Aim of the task:
Collect every line that includes the string "Irradiance".

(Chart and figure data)
——————————

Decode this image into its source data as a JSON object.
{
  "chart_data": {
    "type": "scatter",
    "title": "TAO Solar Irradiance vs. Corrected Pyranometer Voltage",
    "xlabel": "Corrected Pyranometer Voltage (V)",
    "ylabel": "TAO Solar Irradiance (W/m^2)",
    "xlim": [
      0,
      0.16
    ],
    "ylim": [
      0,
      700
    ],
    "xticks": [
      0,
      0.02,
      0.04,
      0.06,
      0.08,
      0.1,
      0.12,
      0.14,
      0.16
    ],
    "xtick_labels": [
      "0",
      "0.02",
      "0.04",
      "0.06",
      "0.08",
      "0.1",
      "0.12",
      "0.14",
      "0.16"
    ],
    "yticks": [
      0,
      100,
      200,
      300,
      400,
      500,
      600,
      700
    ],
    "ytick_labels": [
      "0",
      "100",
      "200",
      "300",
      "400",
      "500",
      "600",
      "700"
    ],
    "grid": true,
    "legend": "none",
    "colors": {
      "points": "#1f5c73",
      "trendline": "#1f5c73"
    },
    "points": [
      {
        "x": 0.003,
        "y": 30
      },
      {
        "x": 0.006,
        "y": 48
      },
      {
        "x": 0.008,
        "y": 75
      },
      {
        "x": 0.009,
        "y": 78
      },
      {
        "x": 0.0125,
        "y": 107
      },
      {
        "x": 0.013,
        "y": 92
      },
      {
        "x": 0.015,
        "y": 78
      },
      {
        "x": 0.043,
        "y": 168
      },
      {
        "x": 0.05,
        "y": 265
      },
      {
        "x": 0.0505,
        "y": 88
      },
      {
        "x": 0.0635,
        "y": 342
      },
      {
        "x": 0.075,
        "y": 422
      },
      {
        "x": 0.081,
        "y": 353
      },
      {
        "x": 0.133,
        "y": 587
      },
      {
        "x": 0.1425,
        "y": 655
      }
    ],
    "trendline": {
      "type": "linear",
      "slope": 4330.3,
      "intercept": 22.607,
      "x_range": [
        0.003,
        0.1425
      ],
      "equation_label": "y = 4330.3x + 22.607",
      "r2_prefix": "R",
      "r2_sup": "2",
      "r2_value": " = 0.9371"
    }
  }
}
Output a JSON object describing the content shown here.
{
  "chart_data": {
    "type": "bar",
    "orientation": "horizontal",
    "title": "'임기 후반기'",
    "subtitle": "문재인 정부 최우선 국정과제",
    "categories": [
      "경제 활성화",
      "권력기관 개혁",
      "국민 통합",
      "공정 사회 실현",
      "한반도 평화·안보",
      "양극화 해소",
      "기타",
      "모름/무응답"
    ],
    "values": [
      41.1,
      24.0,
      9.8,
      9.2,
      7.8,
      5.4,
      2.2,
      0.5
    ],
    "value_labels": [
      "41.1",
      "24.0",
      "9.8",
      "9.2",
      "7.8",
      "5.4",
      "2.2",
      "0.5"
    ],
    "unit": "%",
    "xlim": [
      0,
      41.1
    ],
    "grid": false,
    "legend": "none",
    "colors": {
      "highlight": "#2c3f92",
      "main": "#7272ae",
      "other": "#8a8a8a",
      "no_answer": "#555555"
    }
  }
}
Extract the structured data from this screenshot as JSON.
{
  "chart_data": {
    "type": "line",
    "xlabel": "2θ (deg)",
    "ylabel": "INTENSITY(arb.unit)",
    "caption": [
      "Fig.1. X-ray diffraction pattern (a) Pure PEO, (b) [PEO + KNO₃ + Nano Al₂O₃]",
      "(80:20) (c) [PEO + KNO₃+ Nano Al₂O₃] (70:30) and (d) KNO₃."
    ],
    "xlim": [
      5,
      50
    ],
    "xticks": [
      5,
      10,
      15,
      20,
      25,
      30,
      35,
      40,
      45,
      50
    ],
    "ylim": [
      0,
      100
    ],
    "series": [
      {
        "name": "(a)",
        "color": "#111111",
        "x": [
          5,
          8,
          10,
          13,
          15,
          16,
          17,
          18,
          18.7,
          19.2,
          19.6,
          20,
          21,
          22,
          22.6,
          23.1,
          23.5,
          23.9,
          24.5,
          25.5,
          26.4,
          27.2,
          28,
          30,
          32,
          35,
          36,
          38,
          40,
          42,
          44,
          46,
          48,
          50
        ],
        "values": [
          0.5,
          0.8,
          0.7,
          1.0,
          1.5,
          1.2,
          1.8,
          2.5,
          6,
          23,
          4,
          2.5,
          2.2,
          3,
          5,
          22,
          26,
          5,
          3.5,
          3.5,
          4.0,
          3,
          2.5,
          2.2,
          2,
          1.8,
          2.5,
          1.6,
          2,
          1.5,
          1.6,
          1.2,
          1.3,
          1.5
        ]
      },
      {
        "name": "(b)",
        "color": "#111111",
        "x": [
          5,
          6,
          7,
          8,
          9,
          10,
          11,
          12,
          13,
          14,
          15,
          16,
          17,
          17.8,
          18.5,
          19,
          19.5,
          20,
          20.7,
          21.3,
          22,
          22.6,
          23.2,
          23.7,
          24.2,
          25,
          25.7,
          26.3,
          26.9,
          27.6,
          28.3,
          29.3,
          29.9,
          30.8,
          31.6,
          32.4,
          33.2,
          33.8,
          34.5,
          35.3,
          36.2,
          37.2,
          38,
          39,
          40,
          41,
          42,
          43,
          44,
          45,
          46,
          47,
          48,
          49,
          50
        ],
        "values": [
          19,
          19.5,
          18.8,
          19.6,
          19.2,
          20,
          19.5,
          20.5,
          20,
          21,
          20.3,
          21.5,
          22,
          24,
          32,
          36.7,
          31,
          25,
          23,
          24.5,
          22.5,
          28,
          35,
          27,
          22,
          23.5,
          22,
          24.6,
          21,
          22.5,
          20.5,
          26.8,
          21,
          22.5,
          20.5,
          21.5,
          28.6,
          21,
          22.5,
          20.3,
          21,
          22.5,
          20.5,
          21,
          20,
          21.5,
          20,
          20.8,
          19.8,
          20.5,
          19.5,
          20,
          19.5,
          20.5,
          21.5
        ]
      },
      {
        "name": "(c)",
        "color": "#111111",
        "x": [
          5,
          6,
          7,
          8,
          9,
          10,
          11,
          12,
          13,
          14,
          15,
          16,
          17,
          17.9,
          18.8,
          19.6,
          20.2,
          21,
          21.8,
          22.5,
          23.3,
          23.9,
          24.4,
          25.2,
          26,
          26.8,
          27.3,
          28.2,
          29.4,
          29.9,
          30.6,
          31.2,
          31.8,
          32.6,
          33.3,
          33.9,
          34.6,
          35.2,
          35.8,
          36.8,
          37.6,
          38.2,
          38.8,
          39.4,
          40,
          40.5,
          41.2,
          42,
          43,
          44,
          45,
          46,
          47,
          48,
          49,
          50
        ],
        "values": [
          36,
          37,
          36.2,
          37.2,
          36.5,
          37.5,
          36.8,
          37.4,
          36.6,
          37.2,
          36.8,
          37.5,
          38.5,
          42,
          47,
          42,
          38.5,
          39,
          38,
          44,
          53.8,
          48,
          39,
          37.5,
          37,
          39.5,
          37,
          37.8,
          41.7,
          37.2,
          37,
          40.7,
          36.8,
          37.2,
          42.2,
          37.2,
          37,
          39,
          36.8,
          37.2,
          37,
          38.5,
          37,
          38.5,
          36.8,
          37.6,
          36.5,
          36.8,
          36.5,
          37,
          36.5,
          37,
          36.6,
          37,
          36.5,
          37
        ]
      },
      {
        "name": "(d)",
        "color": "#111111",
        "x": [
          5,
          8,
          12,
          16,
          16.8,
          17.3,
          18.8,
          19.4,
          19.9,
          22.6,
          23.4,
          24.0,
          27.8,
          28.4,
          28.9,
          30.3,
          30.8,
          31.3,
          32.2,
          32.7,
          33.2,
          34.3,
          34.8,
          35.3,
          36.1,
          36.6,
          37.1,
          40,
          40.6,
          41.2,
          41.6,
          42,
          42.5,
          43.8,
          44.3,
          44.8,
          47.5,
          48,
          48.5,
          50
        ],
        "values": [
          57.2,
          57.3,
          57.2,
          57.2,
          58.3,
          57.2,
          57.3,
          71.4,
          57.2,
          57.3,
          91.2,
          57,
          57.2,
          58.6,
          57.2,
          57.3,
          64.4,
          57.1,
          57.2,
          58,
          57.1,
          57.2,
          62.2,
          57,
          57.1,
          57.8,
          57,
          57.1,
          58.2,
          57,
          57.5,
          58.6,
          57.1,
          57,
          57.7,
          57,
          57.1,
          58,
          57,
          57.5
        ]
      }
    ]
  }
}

——————————

Task output:
    "title": "TAO Solar Irradiance vs. Corrected Pyranometer Voltage",
    "ylabel": "TAO Solar Irradiance (W/m^2)",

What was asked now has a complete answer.